- [DIRECTION 1]
According to the energy island text, what range may the reservoir's dynamic depth fall in?

- [TEXT PROVIDED]
────
Fig. 3 is a cross-sectional view of a combined energy island and a reservoir for storage of hydro-power energy. It can be seen that the island has a shore with a slope, S, leading into the reservoir. The reservoir is operated as a pumped hydro storage having a dynamic depth, D1 . The dynamic depth may be in the range of 25 to 50 meters, e.g. 35 to 45 meters. In some examples, the turbine 130 is placed in a trench to increase the turbine at a lowest possible depth. The improves the dynamic depth of the reservoir without excessive excavation.

Fig. 4A-C are top-views showing stages of deploying a second offshore construction. Fig. 4A shown that the second offshore construction has an outer wall 405 roughly having the shape of a figure-of-eight (8) or a double-0 (OO). It is shown that a wall section is not yet installed between the reservoir portion 401 and the island portion 401 . The containment enclosed by the outer wall 405, at this stage has an open passage between the reservoir portion 401 and the island portion 401. The outer wall may be constructed as described in connection with fig. 1A and in connection with figs. 7 and 8 below.

Fig. 4B shows that, after some time of excavating, the island portion 404 builds up and raises above the water level in the island portion 402 and optionally after yet some time, above the water level of the surrounding sea. As the island builds up, a shore 406 of the island 404 gradually moves. The area of the island increases and the depth of the reservoir increases correspondingly, e.g. while discharging less than 0.001 % of excavated seabed material into the open, surrounding sea. At a point in time an inner wall 406 is installed. The inner wall 406 may be constructed in a similar manner as the outer wall 405. In some embodiments, the inner wall 406 is replaced fully or partially by a shore made from the excavated seabed material.

It is shown in fig. 4C that the vessels, V1 and V2, have been removed from the containment e.g. using a crane or water lock in the outer wall 141. It is also shown that a power cable 407 connects to a mainland and/or to a wind turbine farm.

The energy island 404 and the reservoir 401 is completed e.g. as described in connection with fig. 1 C.
────
Stored data:
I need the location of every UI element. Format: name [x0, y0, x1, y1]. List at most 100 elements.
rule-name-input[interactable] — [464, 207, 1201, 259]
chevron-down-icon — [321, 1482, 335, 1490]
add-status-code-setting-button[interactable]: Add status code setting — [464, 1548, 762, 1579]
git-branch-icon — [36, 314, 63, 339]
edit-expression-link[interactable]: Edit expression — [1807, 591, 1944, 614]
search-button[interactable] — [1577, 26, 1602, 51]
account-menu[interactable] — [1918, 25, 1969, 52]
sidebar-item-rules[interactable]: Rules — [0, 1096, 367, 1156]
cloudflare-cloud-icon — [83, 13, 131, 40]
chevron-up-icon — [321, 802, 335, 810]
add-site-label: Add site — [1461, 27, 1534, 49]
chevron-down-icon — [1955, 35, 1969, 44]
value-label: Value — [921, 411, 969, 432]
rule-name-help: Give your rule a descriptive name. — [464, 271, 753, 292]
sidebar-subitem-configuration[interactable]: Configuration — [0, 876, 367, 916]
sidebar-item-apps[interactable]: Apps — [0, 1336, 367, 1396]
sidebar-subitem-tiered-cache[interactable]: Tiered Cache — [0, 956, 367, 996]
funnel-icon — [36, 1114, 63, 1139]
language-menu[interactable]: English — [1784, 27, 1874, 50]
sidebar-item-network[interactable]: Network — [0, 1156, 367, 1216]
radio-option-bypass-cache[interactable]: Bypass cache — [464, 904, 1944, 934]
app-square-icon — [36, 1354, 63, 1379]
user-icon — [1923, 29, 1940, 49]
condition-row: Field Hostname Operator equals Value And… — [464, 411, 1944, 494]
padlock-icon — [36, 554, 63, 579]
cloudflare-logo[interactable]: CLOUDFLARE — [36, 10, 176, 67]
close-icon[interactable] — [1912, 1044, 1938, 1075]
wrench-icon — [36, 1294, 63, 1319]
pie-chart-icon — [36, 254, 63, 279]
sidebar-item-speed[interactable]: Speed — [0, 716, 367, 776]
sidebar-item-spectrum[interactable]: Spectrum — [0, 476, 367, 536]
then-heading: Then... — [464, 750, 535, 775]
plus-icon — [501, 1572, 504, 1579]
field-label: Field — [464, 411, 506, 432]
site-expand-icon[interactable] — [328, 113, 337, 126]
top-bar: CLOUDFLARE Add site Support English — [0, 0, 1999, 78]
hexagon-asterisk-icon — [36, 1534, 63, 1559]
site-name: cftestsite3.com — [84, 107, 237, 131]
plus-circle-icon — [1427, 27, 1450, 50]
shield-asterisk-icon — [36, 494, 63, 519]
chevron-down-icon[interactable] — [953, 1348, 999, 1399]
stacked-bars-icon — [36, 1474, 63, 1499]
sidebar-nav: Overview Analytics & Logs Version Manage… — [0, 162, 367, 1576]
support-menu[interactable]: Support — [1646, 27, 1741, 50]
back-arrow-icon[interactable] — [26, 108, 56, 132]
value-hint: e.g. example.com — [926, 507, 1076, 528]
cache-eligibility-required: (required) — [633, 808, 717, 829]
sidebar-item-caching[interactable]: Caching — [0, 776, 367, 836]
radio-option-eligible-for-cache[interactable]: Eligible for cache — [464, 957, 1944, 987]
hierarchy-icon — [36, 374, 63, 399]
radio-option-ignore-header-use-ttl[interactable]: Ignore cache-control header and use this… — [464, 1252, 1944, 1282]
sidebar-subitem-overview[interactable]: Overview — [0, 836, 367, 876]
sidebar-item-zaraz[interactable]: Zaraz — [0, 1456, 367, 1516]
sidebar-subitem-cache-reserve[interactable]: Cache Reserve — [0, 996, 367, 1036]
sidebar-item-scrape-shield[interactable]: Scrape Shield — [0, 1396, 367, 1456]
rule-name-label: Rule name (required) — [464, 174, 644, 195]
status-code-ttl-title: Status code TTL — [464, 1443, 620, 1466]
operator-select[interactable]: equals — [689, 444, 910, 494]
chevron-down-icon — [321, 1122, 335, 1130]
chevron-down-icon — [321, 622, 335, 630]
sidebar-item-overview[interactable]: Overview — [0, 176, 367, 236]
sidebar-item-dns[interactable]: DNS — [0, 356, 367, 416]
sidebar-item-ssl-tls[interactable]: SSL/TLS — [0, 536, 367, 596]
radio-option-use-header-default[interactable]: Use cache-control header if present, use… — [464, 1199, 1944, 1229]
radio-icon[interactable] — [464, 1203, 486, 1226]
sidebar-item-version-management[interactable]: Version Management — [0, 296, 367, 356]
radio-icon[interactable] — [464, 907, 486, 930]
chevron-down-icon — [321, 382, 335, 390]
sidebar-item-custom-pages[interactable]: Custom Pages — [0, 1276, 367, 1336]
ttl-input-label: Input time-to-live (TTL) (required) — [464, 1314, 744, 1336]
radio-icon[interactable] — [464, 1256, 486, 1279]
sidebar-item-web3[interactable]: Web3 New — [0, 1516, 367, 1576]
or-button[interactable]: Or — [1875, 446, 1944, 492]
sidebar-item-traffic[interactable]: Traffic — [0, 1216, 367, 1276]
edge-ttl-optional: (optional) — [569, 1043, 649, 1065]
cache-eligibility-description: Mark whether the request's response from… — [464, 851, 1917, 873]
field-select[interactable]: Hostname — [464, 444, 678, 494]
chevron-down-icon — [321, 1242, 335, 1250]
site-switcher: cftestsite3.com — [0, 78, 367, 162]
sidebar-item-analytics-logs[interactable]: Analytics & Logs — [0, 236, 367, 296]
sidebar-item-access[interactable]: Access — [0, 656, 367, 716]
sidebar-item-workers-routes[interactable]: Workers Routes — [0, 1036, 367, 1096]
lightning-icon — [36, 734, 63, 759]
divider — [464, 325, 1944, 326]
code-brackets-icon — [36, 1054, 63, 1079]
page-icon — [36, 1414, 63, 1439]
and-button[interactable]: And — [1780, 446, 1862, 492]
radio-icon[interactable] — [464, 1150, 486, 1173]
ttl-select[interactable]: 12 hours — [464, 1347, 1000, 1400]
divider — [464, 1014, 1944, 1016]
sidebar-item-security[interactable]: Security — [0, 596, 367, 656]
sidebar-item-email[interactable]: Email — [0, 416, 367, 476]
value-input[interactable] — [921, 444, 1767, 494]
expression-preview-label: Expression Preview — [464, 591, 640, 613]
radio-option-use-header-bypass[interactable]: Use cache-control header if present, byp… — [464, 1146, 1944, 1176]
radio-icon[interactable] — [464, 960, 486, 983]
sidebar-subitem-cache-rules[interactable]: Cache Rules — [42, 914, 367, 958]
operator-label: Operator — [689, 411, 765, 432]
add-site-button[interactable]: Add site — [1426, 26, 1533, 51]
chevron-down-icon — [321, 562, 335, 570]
────
- [DIRECTION 2]
Write out the rows of the stored data from the first one through the line that contains "plus-icon — [501, 1572, 504, 1579]", including both ends.

- [FULL ANSWER 1]
The dynamic depth may be 25 to 50 meters, for example 35 to 45 meters.

- [FULL ANSWER 2]
I need the location of every UI element. Format: name [x0, y0, x1, y1]. List at most 100 elements.
rule-name-input[interactable] — [464, 207, 1201, 259]
chevron-down-icon — [321, 1482, 335, 1490]
add-status-code-setting-button[interactable]: Add status code setting — [464, 1548, 762, 1579]
git-branch-icon — [36, 314, 63, 339]
edit-expression-link[interactable]: Edit expression — [1807, 591, 1944, 614]
search-button[interactable] — [1577, 26, 1602, 51]
account-menu[interactable] — [1918, 25, 1969, 52]
sidebar-item-rules[interactable]: Rules — [0, 1096, 367, 1156]
cloudflare-cloud-icon — [83, 13, 131, 40]
chevron-up-icon — [321, 802, 335, 810]
add-site-label: Add site — [1461, 27, 1534, 49]
chevron-down-icon — [1955, 35, 1969, 44]
value-label: Value — [921, 411, 969, 432]
rule-name-help: Give your rule a descriptive name. — [464, 271, 753, 292]
sidebar-subitem-configuration[interactable]: Configuration — [0, 876, 367, 916]
sidebar-item-apps[interactable]: Apps — [0, 1336, 367, 1396]
sidebar-subitem-tiered-cache[interactable]: Tiered Cache — [0, 956, 367, 996]
funnel-icon — [36, 1114, 63, 1139]
language-menu[interactable]: English — [1784, 27, 1874, 50]
sidebar-item-network[interactable]: Network — [0, 1156, 367, 1216]
radio-option-bypass-cache[interactable]: Bypass cache — [464, 904, 1944, 934]
app-square-icon — [36, 1354, 63, 1379]
user-icon — [1923, 29, 1940, 49]
condition-row: Field Hostname Operator equals Value And… — [464, 411, 1944, 494]
padlock-icon — [36, 554, 63, 579]
cloudflare-logo[interactable]: CLOUDFLARE — [36, 10, 176, 67]
close-icon[interactable] — [1912, 1044, 1938, 1075]
wrench-icon — [36, 1294, 63, 1319]
pie-chart-icon — [36, 254, 63, 279]
sidebar-item-speed[interactable]: Speed — [0, 716, 367, 776]
sidebar-item-spectrum[interactable]: Spectrum — [0, 476, 367, 536]
then-heading: Then... — [464, 750, 535, 775]
plus-icon — [501, 1572, 504, 1579]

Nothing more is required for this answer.